▶ WRITTEN REQUEST
Locate the word "shape" in the material, then show every line that holds it.

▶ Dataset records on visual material
-=-=-=-=-
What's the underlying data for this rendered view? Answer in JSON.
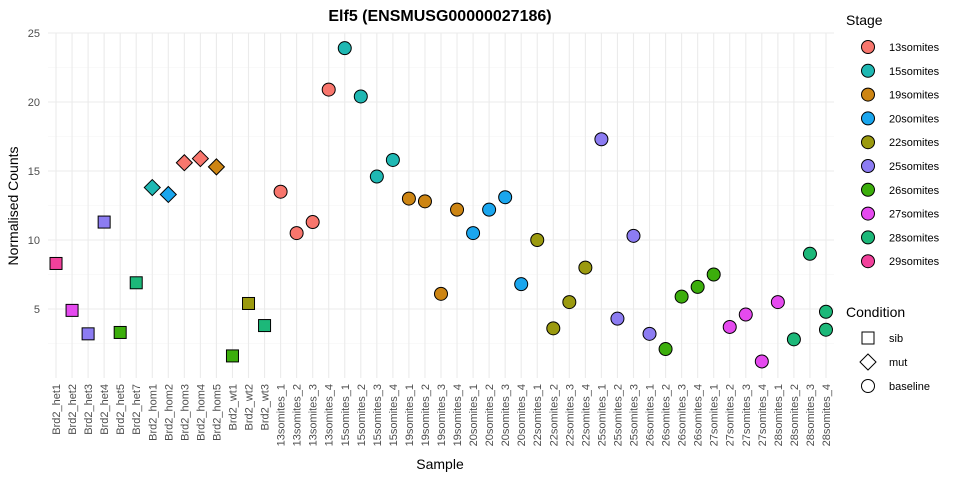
{
  "chart_data": {
    "type": "scatter",
    "title": "Elf5 (ENSMUSG00000027186)",
    "xlabel": "Sample",
    "ylabel": "Normalised Counts",
    "ylim": [
      0,
      25
    ],
    "yticks": [
      5,
      10,
      15,
      20,
      25
    ],
    "grid": true,
    "categories": [
      "Brd2_het1",
      "Brd2_het2",
      "Brd2_het3",
      "Brd2_het4",
      "Brd2_het5",
      "Brd2_het7",
      "Brd2_hom1",
      "Brd2_hom2",
      "Brd2_hom3",
      "Brd2_hom4",
      "Brd2_hom5",
      "Brd2_wt1",
      "Brd2_wt2",
      "Brd2_wt3",
      "13somites_1",
      "13somites_2",
      "13somites_3",
      "13somites_4",
      "15somites_1",
      "15somites_2",
      "15somites_3",
      "15somites_4",
      "19somites_1",
      "19somites_2",
      "19somites_3",
      "19somites_4",
      "20somites_1",
      "20somites_2",
      "20somites_3",
      "20somites_4",
      "22somites_1",
      "22somites_2",
      "22somites_3",
      "22somites_4",
      "25somites_1",
      "25somites_2",
      "25somites_3",
      "26somites_1",
      "26somites_2",
      "26somites_3",
      "26somites_4",
      "27somites_1",
      "27somites_2",
      "27somites_3",
      "27somites_4",
      "28somites_1",
      "28somites_2",
      "28somites_3",
      "28somites_4"
    ],
    "points": [
      {
        "sample": "Brd2_het1",
        "value": 8.3,
        "stage": "29somites",
        "condition": "sib"
      },
      {
        "sample": "Brd2_het2",
        "value": 4.9,
        "stage": "27somites",
        "condition": "sib"
      },
      {
        "sample": "Brd2_het3",
        "value": 3.2,
        "stage": "25somites",
        "condition": "sib"
      },
      {
        "sample": "Brd2_het4",
        "value": 11.3,
        "stage": "25somites",
        "condition": "sib"
      },
      {
        "sample": "Brd2_het5",
        "value": 3.3,
        "stage": "26somites",
        "condition": "sib"
      },
      {
        "sample": "Brd2_het7",
        "value": 6.9,
        "stage": "28somites",
        "condition": "sib"
      },
      {
        "sample": "Brd2_hom1",
        "value": 13.8,
        "stage": "15somites",
        "condition": "mut"
      },
      {
        "sample": "Brd2_hom2",
        "value": 13.3,
        "stage": "20somites",
        "condition": "mut"
      },
      {
        "sample": "Brd2_hom3",
        "value": 15.6,
        "stage": "13somites",
        "condition": "mut"
      },
      {
        "sample": "Brd2_hom4",
        "value": 15.9,
        "stage": "13somites",
        "condition": "mut"
      },
      {
        "sample": "Brd2_hom5",
        "value": 15.3,
        "stage": "19somites",
        "condition": "mut"
      },
      {
        "sample": "Brd2_wt1",
        "value": 1.6,
        "stage": "26somites",
        "condition": "sib"
      },
      {
        "sample": "Brd2_wt2",
        "value": 5.4,
        "stage": "22somites",
        "condition": "sib"
      },
      {
        "sample": "Brd2_wt3",
        "value": 3.8,
        "stage": "28somites",
        "condition": "sib"
      },
      {
        "sample": "13somites_1",
        "value": 13.5,
        "stage": "13somites",
        "condition": "baseline"
      },
      {
        "sample": "13somites_2",
        "value": 10.5,
        "stage": "13somites",
        "condition": "baseline"
      },
      {
        "sample": "13somites_3",
        "value": 11.3,
        "stage": "13somites",
        "condition": "baseline"
      },
      {
        "sample": "13somites_4",
        "value": 20.9,
        "stage": "13somites",
        "condition": "baseline"
      },
      {
        "sample": "15somites_1",
        "value": 23.9,
        "stage": "15somites",
        "condition": "baseline"
      },
      {
        "sample": "15somites_2",
        "value": 20.4,
        "stage": "15somites",
        "condition": "baseline"
      },
      {
        "sample": "15somites_3",
        "value": 14.6,
        "stage": "15somites",
        "condition": "baseline"
      },
      {
        "sample": "15somites_4",
        "value": 15.8,
        "stage": "15somites",
        "condition": "baseline"
      },
      {
        "sample": "19somites_1",
        "value": 13.0,
        "stage": "19somites",
        "condition": "baseline"
      },
      {
        "sample": "19somites_2",
        "value": 12.8,
        "stage": "19somites",
        "condition": "baseline"
      },
      {
        "sample": "19somites_3",
        "value": 6.1,
        "stage": "19somites",
        "condition": "baseline"
      },
      {
        "sample": "19somites_4",
        "value": 12.2,
        "stage": "19somites",
        "condition": "baseline"
      },
      {
        "sample": "20somites_1",
        "value": 10.5,
        "stage": "20somites",
        "condition": "baseline"
      },
      {
        "sample": "20somites_2",
        "value": 12.2,
        "stage": "20somites",
        "condition": "baseline"
      },
      {
        "sample": "20somites_3",
        "value": 13.1,
        "stage": "20somites",
        "condition": "baseline"
      },
      {
        "sample": "20somites_4",
        "value": 6.8,
        "stage": "20somites",
        "condition": "baseline"
      },
      {
        "sample": "22somites_1",
        "value": 10.0,
        "stage": "22somites",
        "condition": "baseline"
      },
      {
        "sample": "22somites_2",
        "value": 3.6,
        "stage": "22somites",
        "condition": "baseline"
      },
      {
        "sample": "22somites_3",
        "value": 5.5,
        "stage": "22somites",
        "condition": "baseline"
      },
      {
        "sample": "22somites_4",
        "value": 8.0,
        "stage": "22somites",
        "condition": "baseline"
      },
      {
        "sample": "25somites_1",
        "value": 17.3,
        "stage": "25somites",
        "condition": "baseline"
      },
      {
        "sample": "25somites_2",
        "value": 4.3,
        "stage": "25somites",
        "condition": "baseline"
      },
      {
        "sample": "25somites_3",
        "value": 10.3,
        "stage": "25somites",
        "condition": "baseline"
      },
      {
        "sample": "26somites_1",
        "value": 3.2,
        "stage": "25somites",
        "condition": "baseline"
      },
      {
        "sample": "26somites_2",
        "value": 2.1,
        "stage": "26somites",
        "condition": "baseline"
      },
      {
        "sample": "26somites_3",
        "value": 5.9,
        "stage": "26somites",
        "condition": "baseline"
      },
      {
        "sample": "26somites_4",
        "value": 6.6,
        "stage": "26somites",
        "condition": "baseline"
      },
      {
        "sample": "27somites_1",
        "value": 7.5,
        "stage": "26somites",
        "condition": "baseline"
      },
      {
        "sample": "27somites_2",
        "value": 3.7,
        "stage": "27somites",
        "condition": "baseline"
      },
      {
        "sample": "27somites_3",
        "value": 4.6,
        "stage": "27somites",
        "condition": "baseline"
      },
      {
        "sample": "27somites_4",
        "value": 1.2,
        "stage": "27somites",
        "condition": "baseline"
      },
      {
        "sample": "28somites_1",
        "value": 5.5,
        "stage": "27somites",
        "condition": "baseline"
      },
      {
        "sample": "28somites_2",
        "value": 2.8,
        "stage": "28somites",
        "condition": "baseline"
      },
      {
        "sample": "28somites_3",
        "value": 9.0,
        "stage": "28somites",
        "condition": "baseline"
      },
      {
        "sample": "28somites_4",
        "value": 3.5,
        "stage": "28somites",
        "condition": "baseline"
      }
    ],
    "extra_points": [
      {
        "sample": "28somites_4",
        "value": 4.8,
        "stage": "28somites",
        "condition": "baseline"
      }
    ],
    "legend": {
      "placement": "right",
      "stage_title": "Stage",
      "stages": [
        {
          "label": "13somites",
          "color": "#F8766D"
        },
        {
          "label": "15somites",
          "color": "#1FB8B3"
        },
        {
          "label": "19somites",
          "color": "#CD8513"
        },
        {
          "label": "20somites",
          "color": "#1AA6EE"
        },
        {
          "label": "22somites",
          "color": "#9B9A0F"
        },
        {
          "label": "25somites",
          "color": "#8C7CF2"
        },
        {
          "label": "26somites",
          "color": "#3CAE0C"
        },
        {
          "label": "27somites",
          "color": "#E54AEF"
        },
        {
          "label": "28somites",
          "color": "#1CB879"
        },
        {
          "label": "29somites",
          "color": "#F2419C"
        }
      ],
      "condition_title": "Condition",
      "conditions": [
        {
          "label": "sib",
          "shape": "square"
        },
        {
          "label": "mut",
          "shape": "diamond"
        },
        {
          "label": "baseline",
          "shape": "circle"
        }
      ]
    }
  }
}
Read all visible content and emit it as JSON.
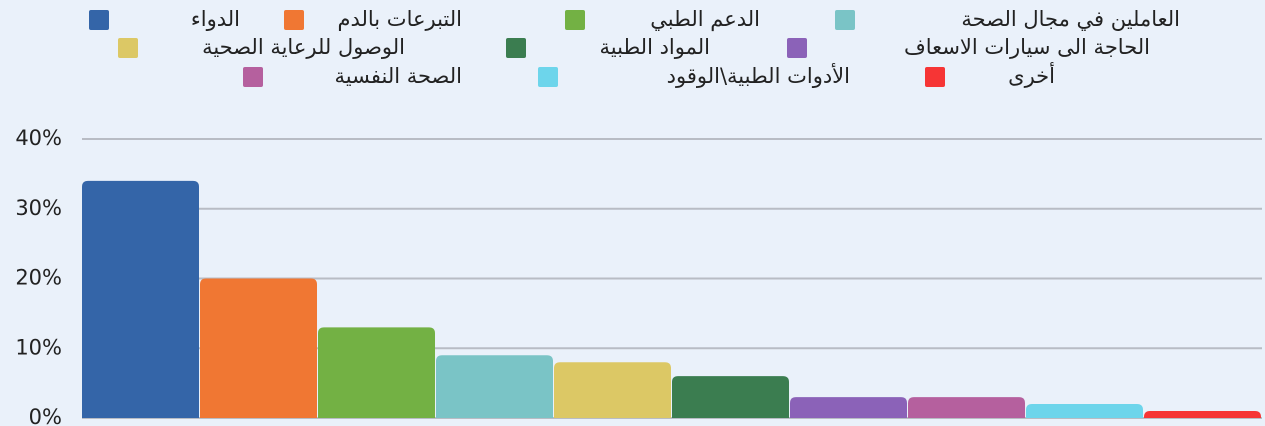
{
  "chart_data": {
    "type": "bar",
    "categories": [
      "الدواء",
      "التبرعات بالدم",
      "الدعم الطبي",
      "العاملين في مجال الصحة",
      "الوصول للرعاية الصحية",
      "المواد الطبية",
      "الحاجة الى سيارات الاسعاف",
      "الصحة النفسية",
      "الأدوات الطبية\\الوقود",
      "أخرى"
    ],
    "values": [
      34,
      20,
      13,
      9,
      8,
      6,
      3,
      3,
      2,
      1
    ],
    "colors": [
      "#3465a8",
      "#f07733",
      "#73b144",
      "#7ac4c6",
      "#dcc865",
      "#3b7d50",
      "#8b62b8",
      "#b5609e",
      "#6dd5eb",
      "#f63535"
    ],
    "ylim": [
      0,
      40
    ],
    "yticks": [
      {
        "value": 0,
        "label": "0%"
      },
      {
        "value": 10,
        "label": "10%"
      },
      {
        "value": 20,
        "label": "20%"
      },
      {
        "value": 30,
        "label": "30%"
      },
      {
        "value": 40,
        "label": "40%"
      }
    ],
    "grid": true,
    "legend": "top"
  }
}
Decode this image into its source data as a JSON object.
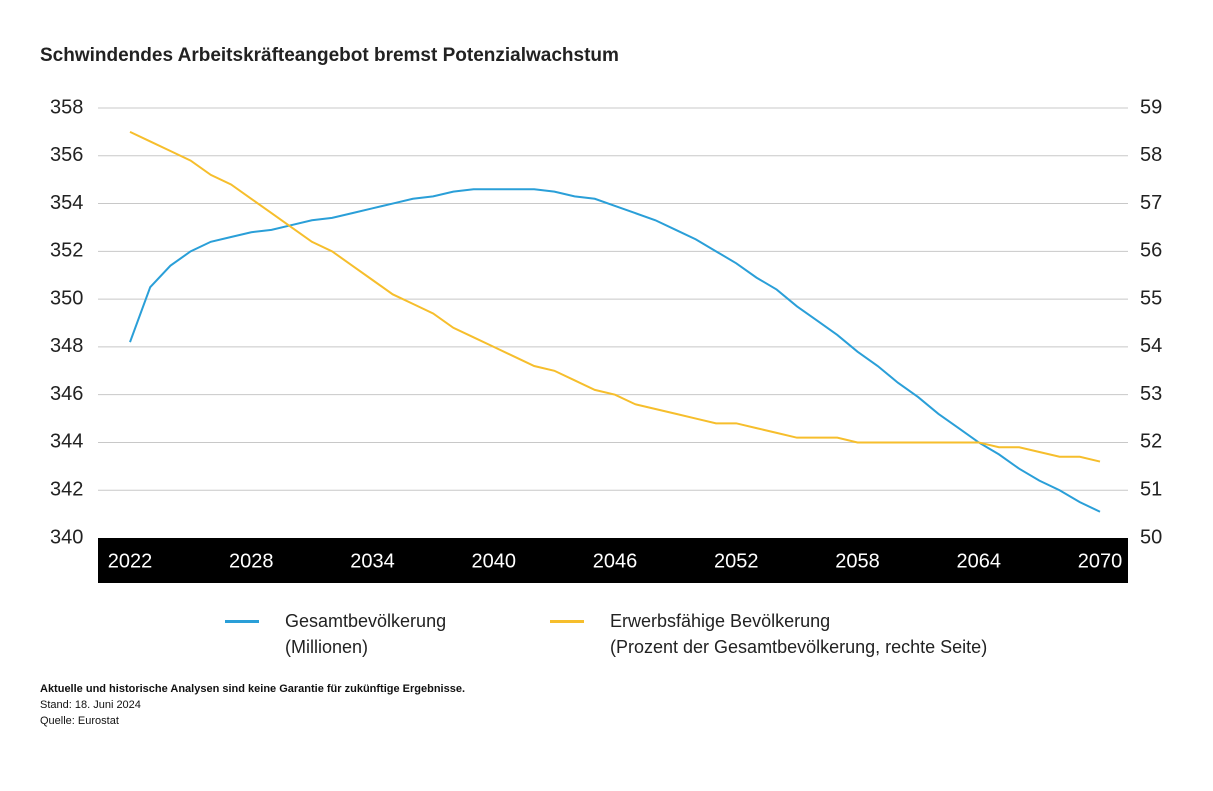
{
  "chart_data": {
    "type": "line",
    "title": "Schwindendes Arbeitskräfteangebot bremst Potenzialwachstum",
    "x": [
      2022,
      2023,
      2024,
      2025,
      2026,
      2027,
      2028,
      2029,
      2030,
      2031,
      2032,
      2033,
      2034,
      2035,
      2036,
      2037,
      2038,
      2039,
      2040,
      2041,
      2042,
      2043,
      2044,
      2045,
      2046,
      2047,
      2048,
      2049,
      2050,
      2051,
      2052,
      2053,
      2054,
      2055,
      2056,
      2057,
      2058,
      2059,
      2060,
      2061,
      2062,
      2063,
      2064,
      2065,
      2066,
      2067,
      2068,
      2069,
      2070
    ],
    "xlim": [
      2022,
      2070
    ],
    "xticks": [
      2022,
      2028,
      2034,
      2040,
      2046,
      2052,
      2058,
      2064,
      2070
    ],
    "ylim": [
      340,
      358
    ],
    "yticks": [
      340,
      342,
      344,
      346,
      348,
      350,
      352,
      354,
      356,
      358
    ],
    "y2lim": [
      50,
      59
    ],
    "y2ticks": [
      50,
      51,
      52,
      53,
      54,
      55,
      56,
      57,
      58,
      59
    ],
    "grid": true,
    "series": [
      {
        "name": "Gesamtbevölkerung\n(Millionen)",
        "color": "#2a9fd8",
        "values": [
          348.2,
          350.5,
          351.4,
          352.0,
          352.4,
          352.6,
          352.8,
          352.9,
          353.1,
          353.3,
          353.4,
          353.6,
          353.8,
          354.0,
          354.2,
          354.3,
          354.5,
          354.6,
          354.6,
          354.6,
          354.6,
          354.5,
          354.3,
          354.2,
          353.9,
          353.6,
          353.3,
          352.9,
          352.5,
          352.0,
          351.5,
          350.9,
          350.4,
          349.7,
          349.1,
          348.5,
          347.8,
          347.2,
          346.5,
          345.9,
          345.2,
          344.6,
          344.0,
          343.5,
          342.9,
          342.4,
          342.0,
          341.5,
          341.1
        ]
      },
      {
        "name": "Erwerbsfähige Bevölkerung\n(Prozent der Gesamtbevölkerung, rechte Seite)",
        "color": "#f6be2c",
        "axis": "y2",
        "values": [
          58.5,
          58.3,
          58.1,
          57.9,
          57.6,
          57.4,
          57.1,
          56.8,
          56.5,
          56.2,
          56.0,
          55.7,
          55.4,
          55.1,
          54.9,
          54.7,
          54.4,
          54.2,
          54.0,
          53.8,
          53.6,
          53.5,
          53.3,
          53.1,
          53.0,
          52.8,
          52.7,
          52.6,
          52.5,
          52.4,
          52.4,
          52.3,
          52.2,
          52.1,
          52.1,
          52.1,
          52.0,
          52.0,
          52.0,
          52.0,
          52.0,
          52.0,
          52.0,
          51.9,
          51.9,
          51.8,
          51.7,
          51.7,
          51.6
        ]
      }
    ],
    "notes": [
      "Aktuelle und historische Analysen sind keine Garantie für zukünftige Ergebnisse.",
      "Stand: 18. Juni 2024",
      "Quelle: Eurostat"
    ]
  }
}
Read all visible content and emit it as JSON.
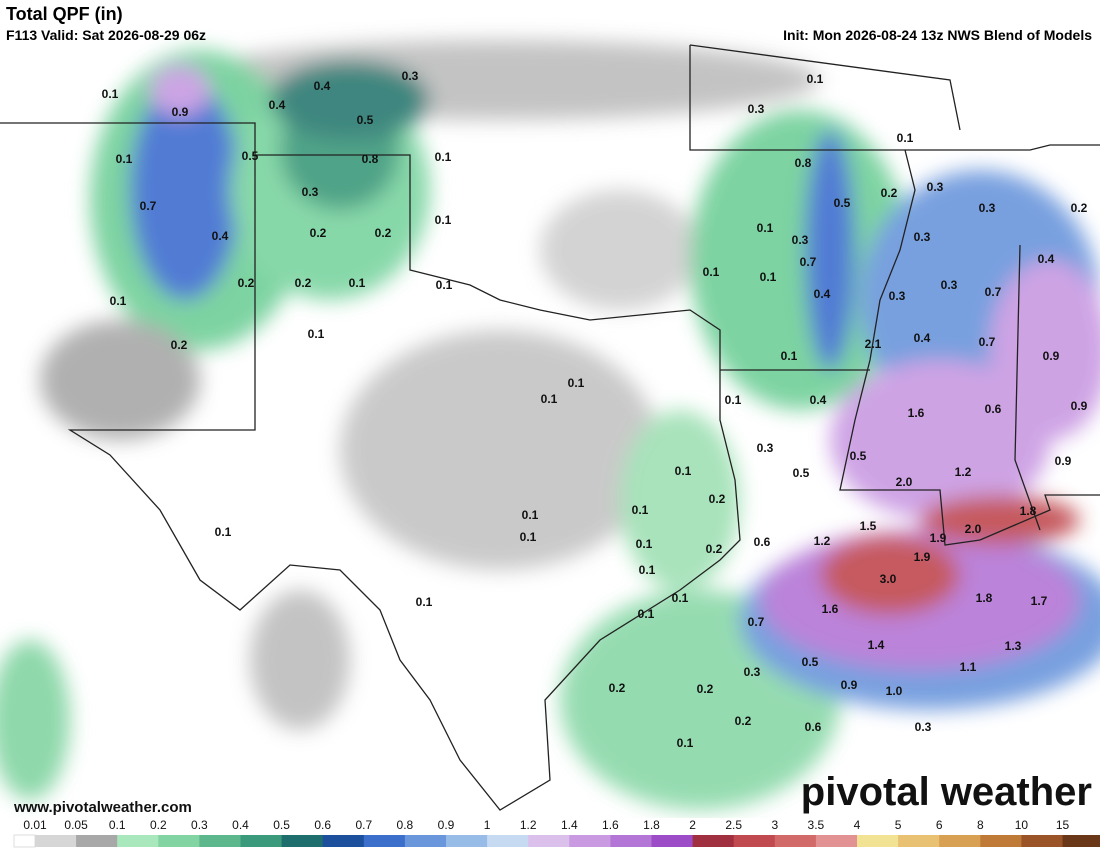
{
  "header": {
    "title": "Total QPF (in)",
    "valid": "F113 Valid: Sat 2026-08-29 06z",
    "init": "Init: Mon 2026-08-24 13z NWS Blend of Models"
  },
  "map_labels": [
    "0.1",
    "0.9",
    "0.4",
    "0.4",
    "0.3",
    "0.5",
    "0.1",
    "0.3",
    "0.1",
    "0.1",
    "0.5",
    "0.8",
    "0.1",
    "0.8",
    "0.3",
    "0.7",
    "0.5",
    "0.2",
    "0.3",
    "0.3",
    "0.2",
    "0.1",
    "0.4",
    "0.2",
    "0.2",
    "0.1",
    "0.3",
    "0.3",
    "0.4",
    "0.7",
    "0.1",
    "0.1",
    "0.2",
    "0.2",
    "0.1",
    "0.1",
    "0.3",
    "0.7",
    "0.4",
    "0.3",
    "0.1",
    "0.1",
    "0.4",
    "0.7",
    "2.1",
    "0.2",
    "0.9",
    "0.1",
    "0.1",
    "0.1",
    "0.1",
    "0.4",
    "0.9",
    "0.6",
    "1.6",
    "0.3",
    "0.5",
    "0.9",
    "0.1",
    "0.5",
    "1.2",
    "2.0",
    "0.2",
    "0.1",
    "1.8",
    "0.1",
    "1.5",
    "2.0",
    "0.1",
    "0.1",
    "1.9",
    "1.2",
    "0.6",
    "0.1",
    "0.2",
    "1.9",
    "0.1",
    "3.0",
    "0.1",
    "1.8",
    "1.7",
    "0.1",
    "1.6",
    "0.1",
    "0.7",
    "1.4",
    "1.3",
    "0.5",
    "1.1",
    "0.3",
    "0.9",
    "1.0",
    "0.2",
    "0.2",
    "0.2",
    "0.6",
    "0.3",
    "0.1"
  ],
  "colorbar": {
    "labels": [
      "0.01",
      "0.05",
      "0.1",
      "0.2",
      "0.3",
      "0.4",
      "0.5",
      "0.6",
      "0.7",
      "0.8",
      "0.9",
      "1",
      "1.2",
      "1.4",
      "1.6",
      "1.8",
      "2",
      "2.5",
      "3",
      "3.5",
      "4",
      "5",
      "6",
      "8",
      "10",
      "15"
    ],
    "colors": [
      "#d6d6d6",
      "#a8a8a8",
      "#a8e8bc",
      "#82d4a2",
      "#5cb88c",
      "#3c9a7c",
      "#1f6e6e",
      "#1c4f9c",
      "#3c6ecc",
      "#6a96dc",
      "#98bce8",
      "#c6daf2",
      "#dcc0ec",
      "#c99ae2",
      "#b476d6",
      "#9c4cc6",
      "#a03040",
      "#c04a50",
      "#d26a6a",
      "#e29292",
      "#f2e294",
      "#e8c272",
      "#d8a052",
      "#c07a38",
      "#9a5428",
      "#6a3818"
    ]
  },
  "footer": {
    "url": "www.pivotalweather.com",
    "logo": "pivotal weather"
  }
}
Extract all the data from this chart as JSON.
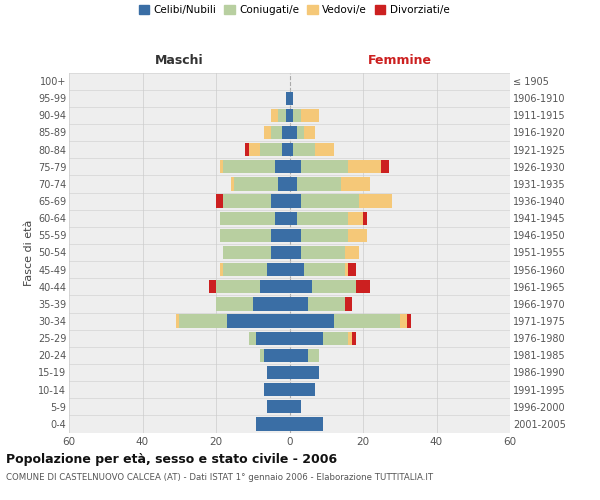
-=-=-=-=-
▶ ANSWER IN FULL
          "shape": "square"
          "shape": "diamond"
          "shape": "circle"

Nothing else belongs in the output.